**AIM**
Wherever a line holds the string "Bûches", copy that line.

**INPUT MATERIAL**
---

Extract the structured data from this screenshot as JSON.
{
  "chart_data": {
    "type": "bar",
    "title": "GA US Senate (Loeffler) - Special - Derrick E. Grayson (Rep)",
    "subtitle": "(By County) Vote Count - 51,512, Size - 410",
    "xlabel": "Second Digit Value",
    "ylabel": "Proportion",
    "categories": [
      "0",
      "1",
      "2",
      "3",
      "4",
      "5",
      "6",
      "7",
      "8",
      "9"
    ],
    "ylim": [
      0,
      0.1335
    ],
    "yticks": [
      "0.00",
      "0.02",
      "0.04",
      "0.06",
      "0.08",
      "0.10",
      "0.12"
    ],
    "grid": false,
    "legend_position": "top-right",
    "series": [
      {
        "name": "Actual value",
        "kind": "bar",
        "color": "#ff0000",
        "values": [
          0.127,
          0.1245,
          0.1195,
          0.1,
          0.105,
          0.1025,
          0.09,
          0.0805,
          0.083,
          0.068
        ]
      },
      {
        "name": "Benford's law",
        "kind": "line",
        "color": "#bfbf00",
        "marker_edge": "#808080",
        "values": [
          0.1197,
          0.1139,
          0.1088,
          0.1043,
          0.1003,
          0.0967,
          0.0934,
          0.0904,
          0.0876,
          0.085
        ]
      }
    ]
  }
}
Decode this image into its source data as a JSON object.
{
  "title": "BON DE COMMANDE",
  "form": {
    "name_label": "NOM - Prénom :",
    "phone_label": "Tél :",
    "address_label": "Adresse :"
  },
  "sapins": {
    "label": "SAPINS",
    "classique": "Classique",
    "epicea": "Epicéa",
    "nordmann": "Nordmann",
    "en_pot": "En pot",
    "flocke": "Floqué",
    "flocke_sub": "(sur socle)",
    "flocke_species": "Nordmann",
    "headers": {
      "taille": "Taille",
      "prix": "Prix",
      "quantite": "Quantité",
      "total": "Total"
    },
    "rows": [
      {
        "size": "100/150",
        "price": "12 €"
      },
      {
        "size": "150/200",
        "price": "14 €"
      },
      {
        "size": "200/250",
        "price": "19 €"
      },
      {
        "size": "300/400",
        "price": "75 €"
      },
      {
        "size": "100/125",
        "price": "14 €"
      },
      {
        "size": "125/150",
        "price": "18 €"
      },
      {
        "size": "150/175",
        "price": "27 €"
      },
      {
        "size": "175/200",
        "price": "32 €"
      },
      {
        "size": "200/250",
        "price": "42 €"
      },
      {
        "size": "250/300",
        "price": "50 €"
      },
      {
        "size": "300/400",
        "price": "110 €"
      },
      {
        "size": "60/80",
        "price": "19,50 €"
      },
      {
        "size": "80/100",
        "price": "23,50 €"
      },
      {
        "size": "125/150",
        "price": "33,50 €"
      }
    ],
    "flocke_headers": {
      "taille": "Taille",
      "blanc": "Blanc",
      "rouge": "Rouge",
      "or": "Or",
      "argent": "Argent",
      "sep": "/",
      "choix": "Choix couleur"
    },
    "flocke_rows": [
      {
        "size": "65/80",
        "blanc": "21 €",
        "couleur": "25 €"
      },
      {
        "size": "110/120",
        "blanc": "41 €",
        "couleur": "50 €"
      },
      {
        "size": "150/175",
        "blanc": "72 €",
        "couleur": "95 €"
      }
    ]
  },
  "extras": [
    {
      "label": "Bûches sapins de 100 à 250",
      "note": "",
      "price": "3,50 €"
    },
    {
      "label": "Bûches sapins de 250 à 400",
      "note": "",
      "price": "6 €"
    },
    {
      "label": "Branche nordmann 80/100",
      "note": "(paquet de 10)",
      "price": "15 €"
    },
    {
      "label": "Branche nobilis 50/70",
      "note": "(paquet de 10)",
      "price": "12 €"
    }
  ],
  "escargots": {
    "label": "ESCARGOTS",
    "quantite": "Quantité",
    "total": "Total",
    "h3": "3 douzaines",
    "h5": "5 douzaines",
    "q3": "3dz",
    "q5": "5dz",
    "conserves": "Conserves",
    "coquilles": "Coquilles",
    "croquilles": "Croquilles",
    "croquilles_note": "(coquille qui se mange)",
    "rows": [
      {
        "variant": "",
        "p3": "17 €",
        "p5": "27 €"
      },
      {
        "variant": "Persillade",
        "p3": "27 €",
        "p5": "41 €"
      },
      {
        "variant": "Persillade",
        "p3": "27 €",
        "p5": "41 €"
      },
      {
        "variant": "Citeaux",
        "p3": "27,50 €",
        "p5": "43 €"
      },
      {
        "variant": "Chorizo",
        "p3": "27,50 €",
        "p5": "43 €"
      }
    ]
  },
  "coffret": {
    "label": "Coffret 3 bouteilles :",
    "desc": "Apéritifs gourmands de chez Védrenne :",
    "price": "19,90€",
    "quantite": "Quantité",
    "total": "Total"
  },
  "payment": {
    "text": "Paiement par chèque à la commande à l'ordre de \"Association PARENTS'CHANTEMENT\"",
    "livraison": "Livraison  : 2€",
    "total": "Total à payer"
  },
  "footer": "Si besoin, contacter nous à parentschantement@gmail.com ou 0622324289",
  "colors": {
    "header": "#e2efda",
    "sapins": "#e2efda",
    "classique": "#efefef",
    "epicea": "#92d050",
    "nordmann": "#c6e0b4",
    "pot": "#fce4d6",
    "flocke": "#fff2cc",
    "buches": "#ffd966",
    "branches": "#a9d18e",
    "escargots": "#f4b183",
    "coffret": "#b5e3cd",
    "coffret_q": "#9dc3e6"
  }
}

---

**ANSWER**
      "label": "Bûches sapins de 100 à 250",
      "label": "Bûches sapins de 250 à 400",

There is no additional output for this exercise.